Instruction
Provide an exact transcription of all the records.

Records for the exercise
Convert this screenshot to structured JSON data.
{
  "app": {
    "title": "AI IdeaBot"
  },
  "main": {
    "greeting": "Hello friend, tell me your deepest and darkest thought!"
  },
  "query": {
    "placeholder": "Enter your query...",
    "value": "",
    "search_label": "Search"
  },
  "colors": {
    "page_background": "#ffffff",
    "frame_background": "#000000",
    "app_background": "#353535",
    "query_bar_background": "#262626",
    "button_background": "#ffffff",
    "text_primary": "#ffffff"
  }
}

Solution
Convert this screenshot to structured JSON data.
{
  "app": {
    "title": "AI IdeaBot"
  },
  "main": {
    "greeting": "Hello friend, tell me your deepest and darkest thought!"
  },
  "query": {
    "placeholder": "Enter your query...",
    "value": "",
    "search_label": "Search"
  },
  "colors": {
    "page_background": "#ffffff",
    "frame_background": "#000000",
    "app_background": "#353535",
    "query_bar_background": "#262626",
    "button_background": "#ffffff",
    "text_primary": "#ffffff"
  }
}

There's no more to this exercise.